## Begin Source data
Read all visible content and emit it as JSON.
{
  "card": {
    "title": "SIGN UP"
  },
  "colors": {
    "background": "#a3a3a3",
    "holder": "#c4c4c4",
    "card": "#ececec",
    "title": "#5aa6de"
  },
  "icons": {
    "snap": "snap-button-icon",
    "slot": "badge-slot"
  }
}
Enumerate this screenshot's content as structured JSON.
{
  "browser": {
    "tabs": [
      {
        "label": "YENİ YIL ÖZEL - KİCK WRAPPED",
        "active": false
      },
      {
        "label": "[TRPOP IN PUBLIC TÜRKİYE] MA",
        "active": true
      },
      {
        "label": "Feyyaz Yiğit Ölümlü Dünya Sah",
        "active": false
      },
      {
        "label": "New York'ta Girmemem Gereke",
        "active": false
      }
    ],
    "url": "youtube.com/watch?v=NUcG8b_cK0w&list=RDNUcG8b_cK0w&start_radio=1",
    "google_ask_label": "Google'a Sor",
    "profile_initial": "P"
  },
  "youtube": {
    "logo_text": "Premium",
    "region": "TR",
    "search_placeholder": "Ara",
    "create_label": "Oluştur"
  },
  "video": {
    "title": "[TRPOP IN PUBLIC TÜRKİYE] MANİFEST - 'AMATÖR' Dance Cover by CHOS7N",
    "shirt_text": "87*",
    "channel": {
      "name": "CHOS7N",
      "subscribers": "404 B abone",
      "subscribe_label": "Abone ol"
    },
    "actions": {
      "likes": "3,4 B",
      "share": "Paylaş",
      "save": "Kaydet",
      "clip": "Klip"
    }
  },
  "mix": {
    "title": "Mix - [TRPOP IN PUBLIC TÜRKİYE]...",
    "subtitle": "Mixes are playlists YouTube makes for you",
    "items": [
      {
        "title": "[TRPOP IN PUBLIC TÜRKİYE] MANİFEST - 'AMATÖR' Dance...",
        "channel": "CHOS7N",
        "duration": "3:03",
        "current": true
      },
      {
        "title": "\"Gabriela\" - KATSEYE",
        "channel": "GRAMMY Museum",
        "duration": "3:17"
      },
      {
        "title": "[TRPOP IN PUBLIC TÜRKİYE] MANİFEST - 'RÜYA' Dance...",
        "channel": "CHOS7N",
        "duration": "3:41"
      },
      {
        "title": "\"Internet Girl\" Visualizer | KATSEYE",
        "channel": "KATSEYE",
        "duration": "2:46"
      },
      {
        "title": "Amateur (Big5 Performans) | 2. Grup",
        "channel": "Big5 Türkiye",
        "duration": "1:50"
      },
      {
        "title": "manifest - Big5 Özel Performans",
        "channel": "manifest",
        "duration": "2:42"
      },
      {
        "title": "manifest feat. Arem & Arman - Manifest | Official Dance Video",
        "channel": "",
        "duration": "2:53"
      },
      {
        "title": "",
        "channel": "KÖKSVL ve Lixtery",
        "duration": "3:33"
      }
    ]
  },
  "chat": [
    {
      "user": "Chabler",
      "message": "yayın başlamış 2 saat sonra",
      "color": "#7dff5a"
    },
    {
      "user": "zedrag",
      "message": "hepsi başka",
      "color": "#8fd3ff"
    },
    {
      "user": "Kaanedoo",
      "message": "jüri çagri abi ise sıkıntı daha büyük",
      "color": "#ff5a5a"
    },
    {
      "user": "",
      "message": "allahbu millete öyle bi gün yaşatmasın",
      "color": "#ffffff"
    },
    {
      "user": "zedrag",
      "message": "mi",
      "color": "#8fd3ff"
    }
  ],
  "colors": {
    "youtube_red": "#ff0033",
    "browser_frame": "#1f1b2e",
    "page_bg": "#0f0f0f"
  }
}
## End Source data
What is required –
Copy out the full material exactly as it appears.

Response below –
Read all visible content and emit it as JSON.
{
  "card": {
    "title": "SIGN UP"
  },
  "colors": {
    "background": "#a3a3a3",
    "holder": "#c4c4c4",
    "card": "#ececec",
    "title": "#5aa6de"
  },
  "icons": {
    "snap": "snap-button-icon",
    "slot": "badge-slot"
  }
}
Enumerate this screenshot's content as structured JSON.
{
  "browser": {
    "tabs": [
      {
        "label": "YENİ YIL ÖZEL - KİCK WRAPPED",
        "active": false
      },
      {
        "label": "[TRPOP IN PUBLIC TÜRKİYE] MA",
        "active": true
      },
      {
        "label": "Feyyaz Yiğit Ölümlü Dünya Sah",
        "active": false
      },
      {
        "label": "New York'ta Girmemem Gereke",
        "active": false
      }
    ],
    "url": "youtube.com/watch?v=NUcG8b_cK0w&list=RDNUcG8b_cK0w&start_radio=1",
    "google_ask_label": "Google'a Sor",
    "profile_initial": "P"
  },
  "youtube": {
    "logo_text": "Premium",
    "region": "TR",
    "search_placeholder": "Ara",
    "create_label": "Oluştur"
  },
  "video": {
    "title": "[TRPOP IN PUBLIC TÜRKİYE] MANİFEST - 'AMATÖR' Dance Cover by CHOS7N",
    "shirt_text": "87*",
    "channel": {
      "name": "CHOS7N",
      "subscribers": "404 B abone",
      "subscribe_label": "Abone ol"
    },
    "actions": {
      "likes": "3,4 B",
      "share": "Paylaş",
      "save": "Kaydet",
      "clip": "Klip"
    }
  },
  "mix": {
    "title": "Mix - [TRPOP IN PUBLIC TÜRKİYE]...",
    "subtitle": "Mixes are playlists YouTube makes for you",
    "items": [
      {
        "title": "[TRPOP IN PUBLIC TÜRKİYE] MANİFEST - 'AMATÖR' Dance...",
        "channel": "CHOS7N",
        "duration": "3:03",
        "current": true
      },
      {
        "title": "\"Gabriela\" - KATSEYE",
        "channel": "GRAMMY Museum",
        "duration": "3:17"
      },
      {
        "title": "[TRPOP IN PUBLIC TÜRKİYE] MANİFEST - 'RÜYA' Dance...",
        "channel": "CHOS7N",
        "duration": "3:41"
      },
      {
        "title": "\"Internet Girl\" Visualizer | KATSEYE",
        "channel": "KATSEYE",
        "duration": "2:46"
      },
      {
        "title": "Amateur (Big5 Performans) | 2. Grup",
        "channel": "Big5 Türkiye",
        "duration": "1:50"
      },
      {
        "title": "manifest - Big5 Özel Performans",
        "channel": "manifest",
        "duration": "2:42"
      },
      {
        "title": "manifest feat. Arem & Arman - Manifest | Official Dance Video",
        "channel": "",
        "duration": "2:53"
      },
      {
        "title": "",
        "channel": "KÖKSVL ve Lixtery",
        "duration": "3:33"
      }
    ]
  },
  "chat": [
    {
      "user": "Chabler",
      "message": "yayın başlamış 2 saat sonra",
      "color": "#7dff5a"
    },
    {
      "user": "zedrag",
      "message": "hepsi başka",
      "color": "#8fd3ff"
    },
    {
      "user": "Kaanedoo",
      "message": "jüri çagri abi ise sıkıntı daha büyük",
      "color": "#ff5a5a"
    },
    {
      "user": "",
      "message": "allahbu millete öyle bi gün yaşatmasın",
      "color": "#ffffff"
    },
    {
      "user": "zedrag",
      "message": "mi",
      "color": "#8fd3ff"
    }
  ],
  "colors": {
    "youtube_red": "#ff0033",
    "browser_frame": "#1f1b2e",
    "page_bg": "#0f0f0f"
  }
}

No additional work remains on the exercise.